### Records for this task
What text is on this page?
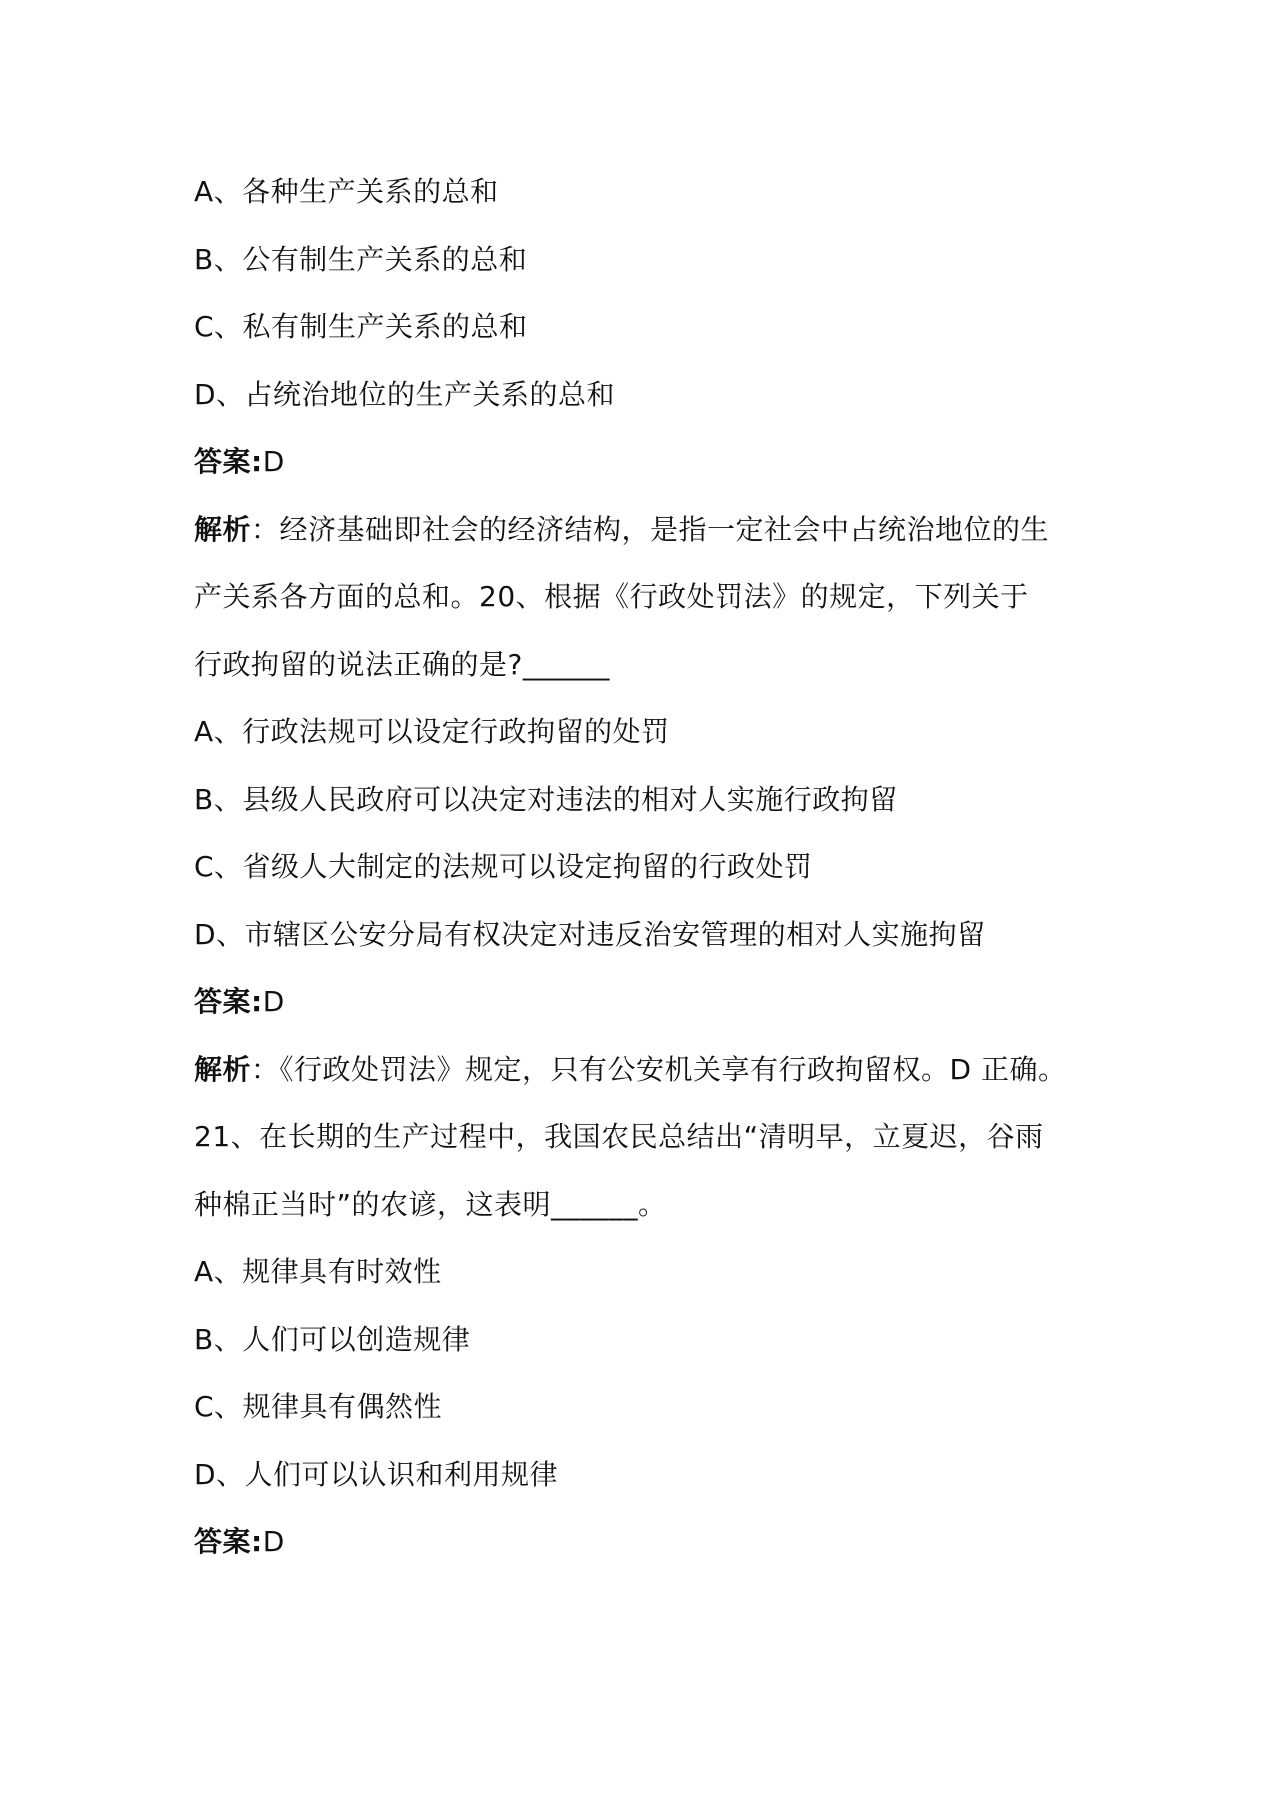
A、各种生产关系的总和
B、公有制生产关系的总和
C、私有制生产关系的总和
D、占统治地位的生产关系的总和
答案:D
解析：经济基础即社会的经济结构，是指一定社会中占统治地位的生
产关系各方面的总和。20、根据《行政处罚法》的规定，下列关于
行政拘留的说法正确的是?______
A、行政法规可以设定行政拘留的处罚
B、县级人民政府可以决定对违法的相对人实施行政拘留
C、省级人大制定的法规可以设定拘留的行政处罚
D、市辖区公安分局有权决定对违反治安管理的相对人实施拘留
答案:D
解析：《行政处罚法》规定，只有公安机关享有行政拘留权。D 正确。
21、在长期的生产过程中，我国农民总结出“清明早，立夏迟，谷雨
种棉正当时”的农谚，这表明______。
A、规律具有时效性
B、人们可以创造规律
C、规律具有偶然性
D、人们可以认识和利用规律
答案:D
######
*Task goal*: Repeat each entry exactly. Pictures do not belong in the copy.

*Exercise result*:
What text is on this page?
A、各种生产关系的总和
B、公有制生产关系的总和
C、私有制生产关系的总和
D、占统治地位的生产关系的总和
答案:D
解析：经济基础即社会的经济结构，是指一定社会中占统治地位的生
产关系各方面的总和。20、根据《行政处罚法》的规定，下列关于
行政拘留的说法正确的是?______
A、行政法规可以设定行政拘留的处罚
B、县级人民政府可以决定对违法的相对人实施行政拘留
C、省级人大制定的法规可以设定拘留的行政处罚
D、市辖区公安分局有权决定对违反治安管理的相对人实施拘留
答案:D
解析：《行政处罚法》规定，只有公安机关享有行政拘留权。D 正确。
21、在长期的生产过程中，我国农民总结出“清明早，立夏迟，谷雨
种棉正当时”的农谚，这表明______。
A、规律具有时效性
B、人们可以创造规律
C、规律具有偶然性
D、人们可以认识和利用规律
答案:D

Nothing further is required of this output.